● YOUR INSTRUCTIONS
Can you give all the records again without altering a single character?

### ENTRIES ###

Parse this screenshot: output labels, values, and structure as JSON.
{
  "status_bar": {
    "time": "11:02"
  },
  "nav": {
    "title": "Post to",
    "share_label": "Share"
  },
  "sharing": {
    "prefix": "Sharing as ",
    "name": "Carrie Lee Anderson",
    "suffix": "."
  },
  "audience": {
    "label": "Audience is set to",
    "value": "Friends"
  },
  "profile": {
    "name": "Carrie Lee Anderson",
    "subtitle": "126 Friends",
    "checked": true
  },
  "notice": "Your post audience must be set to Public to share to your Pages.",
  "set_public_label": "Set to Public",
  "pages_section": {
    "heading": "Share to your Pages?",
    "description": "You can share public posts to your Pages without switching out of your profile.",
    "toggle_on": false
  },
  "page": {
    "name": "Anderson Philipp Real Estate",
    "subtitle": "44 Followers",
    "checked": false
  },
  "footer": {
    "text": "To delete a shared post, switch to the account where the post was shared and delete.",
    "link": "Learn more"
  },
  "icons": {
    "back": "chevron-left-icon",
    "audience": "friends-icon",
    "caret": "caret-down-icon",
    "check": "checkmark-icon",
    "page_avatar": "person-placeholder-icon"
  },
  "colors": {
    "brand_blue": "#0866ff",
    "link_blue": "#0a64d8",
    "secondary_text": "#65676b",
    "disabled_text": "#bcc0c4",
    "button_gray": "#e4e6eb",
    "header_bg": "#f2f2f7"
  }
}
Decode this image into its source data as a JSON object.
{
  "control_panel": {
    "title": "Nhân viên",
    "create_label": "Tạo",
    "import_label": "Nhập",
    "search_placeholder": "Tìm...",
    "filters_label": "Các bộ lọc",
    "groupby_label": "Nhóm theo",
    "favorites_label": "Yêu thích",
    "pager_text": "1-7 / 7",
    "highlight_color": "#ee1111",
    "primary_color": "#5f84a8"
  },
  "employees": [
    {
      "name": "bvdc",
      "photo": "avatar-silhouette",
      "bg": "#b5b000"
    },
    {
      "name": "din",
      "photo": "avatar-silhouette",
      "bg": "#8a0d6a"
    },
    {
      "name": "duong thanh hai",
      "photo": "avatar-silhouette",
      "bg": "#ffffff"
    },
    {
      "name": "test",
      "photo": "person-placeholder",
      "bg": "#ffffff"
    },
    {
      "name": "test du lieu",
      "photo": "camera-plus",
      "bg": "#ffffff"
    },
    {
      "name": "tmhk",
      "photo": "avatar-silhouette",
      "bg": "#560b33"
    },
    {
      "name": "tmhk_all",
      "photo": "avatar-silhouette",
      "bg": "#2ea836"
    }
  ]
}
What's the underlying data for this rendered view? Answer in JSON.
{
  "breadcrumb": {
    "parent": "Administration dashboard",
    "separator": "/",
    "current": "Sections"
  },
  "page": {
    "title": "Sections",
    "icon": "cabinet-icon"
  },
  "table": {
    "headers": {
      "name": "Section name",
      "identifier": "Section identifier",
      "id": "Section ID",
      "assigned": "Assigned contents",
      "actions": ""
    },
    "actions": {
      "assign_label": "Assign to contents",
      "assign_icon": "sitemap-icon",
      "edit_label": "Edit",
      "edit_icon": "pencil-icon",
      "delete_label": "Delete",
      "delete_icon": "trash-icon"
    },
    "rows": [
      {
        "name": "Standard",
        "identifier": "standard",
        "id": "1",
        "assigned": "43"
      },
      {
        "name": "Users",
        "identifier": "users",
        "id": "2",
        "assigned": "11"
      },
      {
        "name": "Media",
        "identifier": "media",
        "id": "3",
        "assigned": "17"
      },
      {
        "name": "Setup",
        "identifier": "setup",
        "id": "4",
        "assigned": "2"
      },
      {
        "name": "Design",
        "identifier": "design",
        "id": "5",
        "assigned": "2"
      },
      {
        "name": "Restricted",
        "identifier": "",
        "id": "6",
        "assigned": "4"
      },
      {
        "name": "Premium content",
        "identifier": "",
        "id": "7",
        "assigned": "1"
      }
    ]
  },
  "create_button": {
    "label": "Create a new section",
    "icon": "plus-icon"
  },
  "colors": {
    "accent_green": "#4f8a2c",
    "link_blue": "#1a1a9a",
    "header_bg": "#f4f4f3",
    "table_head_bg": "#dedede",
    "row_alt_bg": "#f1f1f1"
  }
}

###

● SOLUTION
Parse this screenshot: output labels, values, and structure as JSON.
{
  "status_bar": {
    "time": "11:02"
  },
  "nav": {
    "title": "Post to",
    "share_label": "Share"
  },
  "sharing": {
    "prefix": "Sharing as ",
    "name": "Carrie Lee Anderson",
    "suffix": "."
  },
  "audience": {
    "label": "Audience is set to",
    "value": "Friends"
  },
  "profile": {
    "name": "Carrie Lee Anderson",
    "subtitle": "126 Friends",
    "checked": true
  },
  "notice": "Your post audience must be set to Public to share to your Pages.",
  "set_public_label": "Set to Public",
  "pages_section": {
    "heading": "Share to your Pages?",
    "description": "You can share public posts to your Pages without switching out of your profile.",
    "toggle_on": false
  },
  "page": {
    "name": "Anderson Philipp Real Estate",
    "subtitle": "44 Followers",
    "checked": false
  },
  "footer": {
    "text": "To delete a shared post, switch to the account where the post was shared and delete.",
    "link": "Learn more"
  },
  "icons": {
    "back": "chevron-left-icon",
    "audience": "friends-icon",
    "caret": "caret-down-icon",
    "check": "checkmark-icon",
    "page_avatar": "person-placeholder-icon"
  },
  "colors": {
    "brand_blue": "#0866ff",
    "link_blue": "#0a64d8",
    "secondary_text": "#65676b",
    "disabled_text": "#bcc0c4",
    "button_gray": "#e4e6eb",
    "header_bg": "#f2f2f7"
  }
}
Decode this image into its source data as a JSON object.
{
  "control_panel": {
    "title": "Nhân viên",
    "create_label": "Tạo",
    "import_label": "Nhập",
    "search_placeholder": "Tìm...",
    "filters_label": "Các bộ lọc",
    "groupby_label": "Nhóm theo",
    "favorites_label": "Yêu thích",
    "pager_text": "1-7 / 7",
    "highlight_color": "#ee1111",
    "primary_color": "#5f84a8"
  },
  "employees": [
    {
      "name": "bvdc",
      "photo": "avatar-silhouette",
      "bg": "#b5b000"
    },
    {
      "name": "din",
      "photo": "avatar-silhouette",
      "bg": "#8a0d6a"
    },
    {
      "name": "duong thanh hai",
      "photo": "avatar-silhouette",
      "bg": "#ffffff"
    },
    {
      "name": "test",
      "photo": "person-placeholder",
      "bg": "#ffffff"
    },
    {
      "name": "test du lieu",
      "photo": "camera-plus",
      "bg": "#ffffff"
    },
    {
      "name": "tmhk",
      "photo": "avatar-silhouette",
      "bg": "#560b33"
    },
    {
      "name": "tmhk_all",
      "photo": "avatar-silhouette",
      "bg": "#2ea836"
    }
  ]
}
What's the underlying data for this rendered view? Answer in JSON.
{
  "breadcrumb": {
    "parent": "Administration dashboard",
    "separator": "/",
    "current": "Sections"
  },
  "page": {
    "title": "Sections",
    "icon": "cabinet-icon"
  },
  "table": {
    "headers": {
      "name": "Section name",
      "identifier": "Section identifier",
      "id": "Section ID",
      "assigned": "Assigned contents",
      "actions": ""
    },
    "actions": {
      "assign_label": "Assign to contents",
      "assign_icon": "sitemap-icon",
      "edit_label": "Edit",
      "edit_icon": "pencil-icon",
      "delete_label": "Delete",
      "delete_icon": "trash-icon"
    },
    "rows": [
      {
        "name": "Standard",
        "identifier": "standard",
        "id": "1",
        "assigned": "43"
      },
      {
        "name": "Users",
        "identifier": "users",
        "id": "2",
        "assigned": "11"
      },
      {
        "name": "Media",
        "identifier": "media",
        "id": "3",
        "assigned": "17"
      },
      {
        "name": "Setup",
        "identifier": "setup",
        "id": "4",
        "assigned": "2"
      },
      {
        "name": "Design",
        "identifier": "design",
        "id": "5",
        "assigned": "2"
      },
      {
        "name": "Restricted",
        "identifier": "",
        "id": "6",
        "assigned": "4"
      },
      {
        "name": "Premium content",
        "identifier": "",
        "id": "7",
        "assigned": "1"
      }
    ]
  },
  "create_button": {
    "label": "Create a new section",
    "icon": "plus-icon"
  },
  "colors": {
    "accent_green": "#4f8a2c",
    "link_blue": "#1a1a9a",
    "header_bg": "#f4f4f3",
    "table_head_bg": "#dedede",
    "row_alt_bg": "#f1f1f1"
  }
}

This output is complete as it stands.